## Input
-- START --
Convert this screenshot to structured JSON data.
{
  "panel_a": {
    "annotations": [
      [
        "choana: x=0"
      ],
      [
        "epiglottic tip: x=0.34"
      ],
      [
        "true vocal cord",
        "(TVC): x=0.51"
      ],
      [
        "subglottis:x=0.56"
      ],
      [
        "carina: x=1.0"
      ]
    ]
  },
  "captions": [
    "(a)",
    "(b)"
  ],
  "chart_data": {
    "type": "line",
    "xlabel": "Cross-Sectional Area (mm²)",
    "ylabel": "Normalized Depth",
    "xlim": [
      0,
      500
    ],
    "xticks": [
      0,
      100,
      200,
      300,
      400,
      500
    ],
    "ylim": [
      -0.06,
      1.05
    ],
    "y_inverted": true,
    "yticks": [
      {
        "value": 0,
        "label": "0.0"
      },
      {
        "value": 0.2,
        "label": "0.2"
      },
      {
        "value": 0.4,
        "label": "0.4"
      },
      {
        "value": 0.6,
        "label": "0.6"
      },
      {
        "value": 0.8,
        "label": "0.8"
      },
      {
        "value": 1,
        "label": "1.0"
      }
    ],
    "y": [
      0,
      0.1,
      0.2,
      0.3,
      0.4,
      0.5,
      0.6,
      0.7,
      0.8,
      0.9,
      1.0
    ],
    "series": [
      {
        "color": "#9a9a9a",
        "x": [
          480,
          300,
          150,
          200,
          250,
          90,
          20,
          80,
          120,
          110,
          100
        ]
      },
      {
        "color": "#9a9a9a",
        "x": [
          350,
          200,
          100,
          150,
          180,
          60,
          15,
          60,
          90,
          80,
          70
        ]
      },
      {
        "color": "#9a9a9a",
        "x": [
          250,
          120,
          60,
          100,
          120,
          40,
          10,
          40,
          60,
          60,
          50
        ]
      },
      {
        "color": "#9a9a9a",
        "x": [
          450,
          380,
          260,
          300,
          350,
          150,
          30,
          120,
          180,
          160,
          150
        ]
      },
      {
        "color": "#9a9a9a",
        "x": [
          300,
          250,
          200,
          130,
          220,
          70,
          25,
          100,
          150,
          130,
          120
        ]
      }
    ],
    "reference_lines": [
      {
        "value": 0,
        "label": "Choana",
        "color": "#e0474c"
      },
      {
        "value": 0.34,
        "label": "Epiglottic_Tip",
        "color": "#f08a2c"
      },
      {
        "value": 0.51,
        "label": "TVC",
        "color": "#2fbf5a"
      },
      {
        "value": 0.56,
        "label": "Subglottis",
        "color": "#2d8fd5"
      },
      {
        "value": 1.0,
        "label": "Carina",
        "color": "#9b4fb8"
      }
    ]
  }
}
-- END --
## Required task
Return the listing above word for word.

## Solution to this task
Convert this screenshot to structured JSON data.
{
  "panel_a": {
    "annotations": [
      [
        "choana: x=0"
      ],
      [
        "epiglottic tip: x=0.34"
      ],
      [
        "true vocal cord",
        "(TVC): x=0.51"
      ],
      [
        "subglottis:x=0.56"
      ],
      [
        "carina: x=1.0"
      ]
    ]
  },
  "captions": [
    "(a)",
    "(b)"
  ],
  "chart_data": {
    "type": "line",
    "xlabel": "Cross-Sectional Area (mm²)",
    "ylabel": "Normalized Depth",
    "xlim": [
      0,
      500
    ],
    "xticks": [
      0,
      100,
      200,
      300,
      400,
      500
    ],
    "ylim": [
      -0.06,
      1.05
    ],
    "y_inverted": true,
    "yticks": [
      {
        "value": 0,
        "label": "0.0"
      },
      {
        "value": 0.2,
        "label": "0.2"
      },
      {
        "value": 0.4,
        "label": "0.4"
      },
      {
        "value": 0.6,
        "label": "0.6"
      },
      {
        "value": 0.8,
        "label": "0.8"
      },
      {
        "value": 1,
        "label": "1.0"
      }
    ],
    "y": [
      0,
      0.1,
      0.2,
      0.3,
      0.4,
      0.5,
      0.6,
      0.7,
      0.8,
      0.9,
      1.0
    ],
    "series": [
      {
        "color": "#9a9a9a",
        "x": [
          480,
          300,
          150,
          200,
          250,
          90,
          20,
          80,
          120,
          110,
          100
        ]
      },
      {
        "color": "#9a9a9a",
        "x": [
          350,
          200,
          100,
          150,
          180,
          60,
          15,
          60,
          90,
          80,
          70
        ]
      },
      {
        "color": "#9a9a9a",
        "x": [
          250,
          120,
          60,
          100,
          120,
          40,
          10,
          40,
          60,
          60,
          50
        ]
      },
      {
        "color": "#9a9a9a",
        "x": [
          450,
          380,
          260,
          300,
          350,
          150,
          30,
          120,
          180,
          160,
          150
        ]
      },
      {
        "color": "#9a9a9a",
        "x": [
          300,
          250,
          200,
          130,
          220,
          70,
          25,
          100,
          150,
          130,
          120
        ]
      }
    ],
    "reference_lines": [
      {
        "value": 0,
        "label": "Choana",
        "color": "#e0474c"
      },
      {
        "value": 0.34,
        "label": "Epiglottic_Tip",
        "color": "#f08a2c"
      },
      {
        "value": 0.51,
        "label": "TVC",
        "color": "#2fbf5a"
      },
      {
        "value": 0.56,
        "label": "Subglottis",
        "color": "#2d8fd5"
      },
      {
        "value": 1.0,
        "label": "Carina",
        "color": "#9b4fb8"
      }
    ]
  }
}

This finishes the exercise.